- Extracted records
----

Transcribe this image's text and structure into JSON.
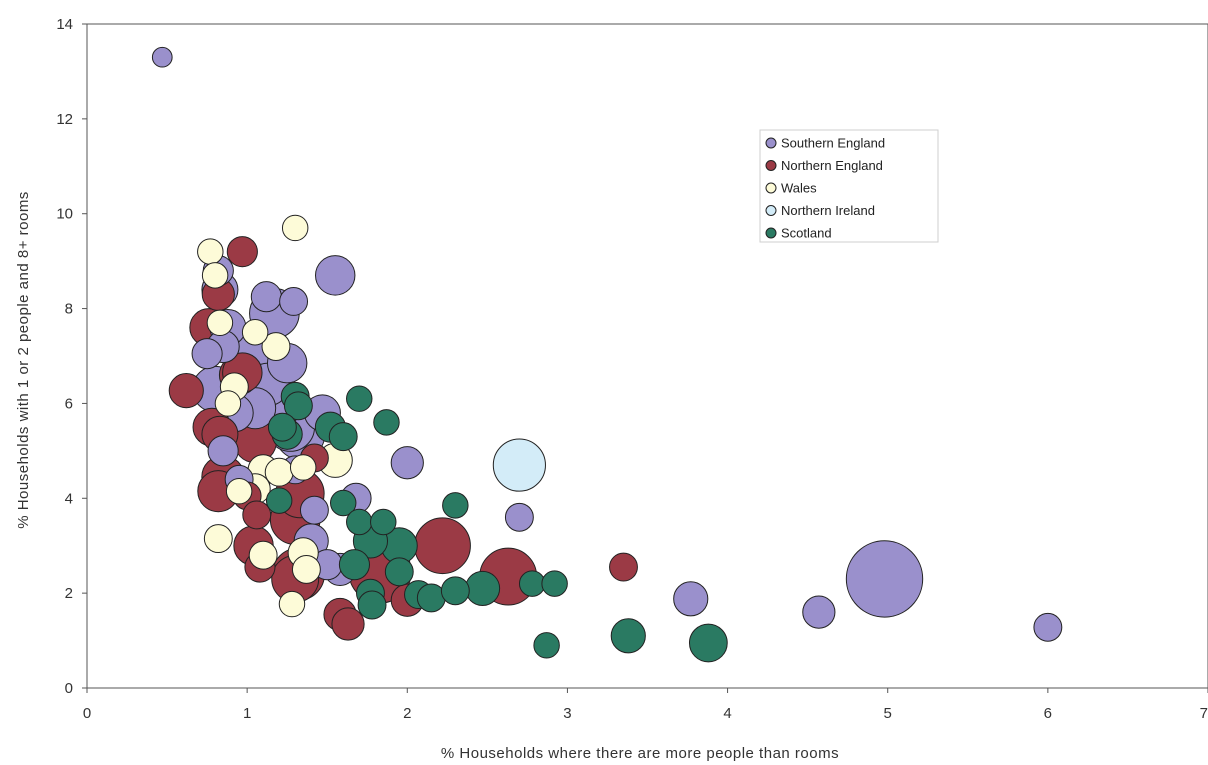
{
  "chart_data": {
    "type": "scatter",
    "xlabel": "% Households where there are more people than rooms",
    "ylabel": "% Households with 1 or 2 people and 8+ rooms",
    "xlim": [
      0,
      7
    ],
    "ylim": [
      0,
      14
    ],
    "xticks": [
      "0",
      "1",
      "2",
      "3",
      "4",
      "5",
      "6",
      "7"
    ],
    "yticks": [
      "0",
      "2",
      "4",
      "6",
      "8",
      "10",
      "12",
      "14"
    ],
    "grid": false,
    "legend_position": "top-right",
    "bubble_size": "relative",
    "series": [
      {
        "name": "Southern England",
        "color": "#9a90cc",
        "points": [
          {
            "x": 0.47,
            "y": 13.3,
            "s": 0.3
          },
          {
            "x": 0.82,
            "y": 8.8,
            "s": 0.7
          },
          {
            "x": 0.83,
            "y": 8.4,
            "s": 1.0
          },
          {
            "x": 1.12,
            "y": 8.25,
            "s": 0.7
          },
          {
            "x": 1.17,
            "y": 7.9,
            "s": 1.9
          },
          {
            "x": 1.29,
            "y": 8.15,
            "s": 0.6
          },
          {
            "x": 1.55,
            "y": 8.7,
            "s": 1.2
          },
          {
            "x": 0.88,
            "y": 7.6,
            "s": 1.0
          },
          {
            "x": 0.75,
            "y": 7.05,
            "s": 0.7
          },
          {
            "x": 0.85,
            "y": 7.2,
            "s": 0.8
          },
          {
            "x": 1.0,
            "y": 7.0,
            "s": 1.6
          },
          {
            "x": 1.13,
            "y": 6.4,
            "s": 1.4
          },
          {
            "x": 1.25,
            "y": 6.85,
            "s": 1.2
          },
          {
            "x": 0.8,
            "y": 6.3,
            "s": 1.6
          },
          {
            "x": 1.05,
            "y": 5.9,
            "s": 1.3
          },
          {
            "x": 0.92,
            "y": 5.8,
            "s": 1.1
          },
          {
            "x": 1.18,
            "y": 5.85,
            "s": 1.5
          },
          {
            "x": 1.27,
            "y": 5.5,
            "s": 1.8
          },
          {
            "x": 1.33,
            "y": 5.35,
            "s": 1.9
          },
          {
            "x": 1.47,
            "y": 5.8,
            "s": 1.0
          },
          {
            "x": 0.85,
            "y": 5.0,
            "s": 0.7
          },
          {
            "x": 0.95,
            "y": 4.4,
            "s": 0.6
          },
          {
            "x": 1.3,
            "y": 4.6,
            "s": 0.6
          },
          {
            "x": 1.42,
            "y": 3.75,
            "s": 0.6
          },
          {
            "x": 1.4,
            "y": 3.1,
            "s": 0.9
          },
          {
            "x": 1.5,
            "y": 2.6,
            "s": 0.7
          },
          {
            "x": 1.58,
            "y": 2.5,
            "s": 0.8
          },
          {
            "x": 1.68,
            "y": 4.0,
            "s": 0.7
          },
          {
            "x": 2.0,
            "y": 4.75,
            "s": 0.8
          },
          {
            "x": 2.7,
            "y": 3.6,
            "s": 0.6
          },
          {
            "x": 3.77,
            "y": 1.88,
            "s": 0.9
          },
          {
            "x": 4.57,
            "y": 1.6,
            "s": 0.8
          },
          {
            "x": 4.98,
            "y": 2.3,
            "s": 4.5
          },
          {
            "x": 6.0,
            "y": 1.28,
            "s": 0.6
          }
        ]
      },
      {
        "name": "Northern England",
        "color": "#9b3a45",
        "points": [
          {
            "x": 0.97,
            "y": 9.2,
            "s": 0.7
          },
          {
            "x": 0.82,
            "y": 8.3,
            "s": 0.8
          },
          {
            "x": 0.76,
            "y": 7.6,
            "s": 1.1
          },
          {
            "x": 0.62,
            "y": 6.27,
            "s": 0.9
          },
          {
            "x": 0.95,
            "y": 6.6,
            "s": 1.2
          },
          {
            "x": 0.97,
            "y": 6.65,
            "s": 1.2
          },
          {
            "x": 0.78,
            "y": 5.5,
            "s": 1.1
          },
          {
            "x": 0.83,
            "y": 5.35,
            "s": 1.0
          },
          {
            "x": 1.05,
            "y": 5.2,
            "s": 1.4
          },
          {
            "x": 0.85,
            "y": 4.45,
            "s": 1.4
          },
          {
            "x": 0.82,
            "y": 4.15,
            "s": 1.3
          },
          {
            "x": 1.0,
            "y": 4.05,
            "s": 0.6
          },
          {
            "x": 1.06,
            "y": 3.65,
            "s": 0.6
          },
          {
            "x": 1.33,
            "y": 4.1,
            "s": 1.8
          },
          {
            "x": 1.3,
            "y": 3.55,
            "s": 1.9
          },
          {
            "x": 1.04,
            "y": 3.0,
            "s": 1.2
          },
          {
            "x": 1.08,
            "y": 2.55,
            "s": 0.7
          },
          {
            "x": 1.32,
            "y": 2.4,
            "s": 2.1
          },
          {
            "x": 1.3,
            "y": 2.3,
            "s": 1.7
          },
          {
            "x": 1.42,
            "y": 4.85,
            "s": 0.6
          },
          {
            "x": 1.83,
            "y": 2.45,
            "s": 3.0
          },
          {
            "x": 1.58,
            "y": 1.55,
            "s": 0.8
          },
          {
            "x": 1.63,
            "y": 1.35,
            "s": 0.8
          },
          {
            "x": 2.0,
            "y": 1.85,
            "s": 0.8
          },
          {
            "x": 2.22,
            "y": 3.0,
            "s": 2.4
          },
          {
            "x": 2.63,
            "y": 2.35,
            "s": 2.5
          },
          {
            "x": 3.35,
            "y": 2.55,
            "s": 0.6
          }
        ]
      },
      {
        "name": "Wales",
        "color": "#fdfbd8",
        "points": [
          {
            "x": 0.77,
            "y": 9.2,
            "s": 0.5
          },
          {
            "x": 1.3,
            "y": 9.7,
            "s": 0.5
          },
          {
            "x": 0.8,
            "y": 8.7,
            "s": 0.5
          },
          {
            "x": 0.83,
            "y": 7.7,
            "s": 0.5
          },
          {
            "x": 1.05,
            "y": 7.5,
            "s": 0.5
          },
          {
            "x": 1.18,
            "y": 7.2,
            "s": 0.6
          },
          {
            "x": 0.92,
            "y": 6.35,
            "s": 0.6
          },
          {
            "x": 0.88,
            "y": 6.0,
            "s": 0.5
          },
          {
            "x": 1.1,
            "y": 4.6,
            "s": 0.7
          },
          {
            "x": 1.2,
            "y": 4.55,
            "s": 0.6
          },
          {
            "x": 1.05,
            "y": 4.2,
            "s": 0.7
          },
          {
            "x": 0.95,
            "y": 4.15,
            "s": 0.5
          },
          {
            "x": 1.35,
            "y": 4.65,
            "s": 0.5
          },
          {
            "x": 1.55,
            "y": 4.8,
            "s": 0.9
          },
          {
            "x": 0.82,
            "y": 3.15,
            "s": 0.6
          },
          {
            "x": 1.1,
            "y": 2.8,
            "s": 0.6
          },
          {
            "x": 1.35,
            "y": 2.85,
            "s": 0.7
          },
          {
            "x": 1.37,
            "y": 2.5,
            "s": 0.6
          },
          {
            "x": 1.28,
            "y": 1.77,
            "s": 0.5
          }
        ]
      },
      {
        "name": "Northern Ireland",
        "color": "#d3ecf8",
        "points": [
          {
            "x": 2.7,
            "y": 4.7,
            "s": 2.1
          }
        ]
      },
      {
        "name": "Scotland",
        "color": "#2a7a62",
        "points": [
          {
            "x": 1.7,
            "y": 6.1,
            "s": 0.5
          },
          {
            "x": 1.3,
            "y": 6.15,
            "s": 0.6
          },
          {
            "x": 1.32,
            "y": 5.95,
            "s": 0.6
          },
          {
            "x": 1.22,
            "y": 5.5,
            "s": 0.6
          },
          {
            "x": 1.25,
            "y": 5.35,
            "s": 0.7
          },
          {
            "x": 1.52,
            "y": 5.5,
            "s": 0.7
          },
          {
            "x": 1.6,
            "y": 5.3,
            "s": 0.6
          },
          {
            "x": 1.87,
            "y": 5.6,
            "s": 0.5
          },
          {
            "x": 1.2,
            "y": 3.95,
            "s": 0.5
          },
          {
            "x": 1.6,
            "y": 3.9,
            "s": 0.5
          },
          {
            "x": 1.7,
            "y": 3.5,
            "s": 0.5
          },
          {
            "x": 1.85,
            "y": 3.5,
            "s": 0.5
          },
          {
            "x": 2.3,
            "y": 3.85,
            "s": 0.5
          },
          {
            "x": 1.77,
            "y": 3.1,
            "s": 0.9
          },
          {
            "x": 1.95,
            "y": 3.0,
            "s": 1.0
          },
          {
            "x": 1.67,
            "y": 2.6,
            "s": 0.7
          },
          {
            "x": 1.77,
            "y": 2.0,
            "s": 0.6
          },
          {
            "x": 1.78,
            "y": 1.75,
            "s": 0.6
          },
          {
            "x": 1.95,
            "y": 2.45,
            "s": 0.6
          },
          {
            "x": 2.07,
            "y": 1.97,
            "s": 0.6
          },
          {
            "x": 2.15,
            "y": 1.9,
            "s": 0.6
          },
          {
            "x": 2.3,
            "y": 2.05,
            "s": 0.6
          },
          {
            "x": 2.47,
            "y": 2.1,
            "s": 0.9
          },
          {
            "x": 2.78,
            "y": 2.2,
            "s": 0.5
          },
          {
            "x": 2.92,
            "y": 2.2,
            "s": 0.5
          },
          {
            "x": 2.87,
            "y": 0.9,
            "s": 0.5
          },
          {
            "x": 3.38,
            "y": 1.1,
            "s": 0.9
          },
          {
            "x": 3.88,
            "y": 0.95,
            "s": 1.1
          }
        ]
      }
    ]
  }
}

----

- Job
Every line containing the string "people" must be listed.

- Written reply
    "xlabel": "% Households where there are more people than rooms",
    "ylabel": "% Households with 1 or 2 people and 8+ rooms",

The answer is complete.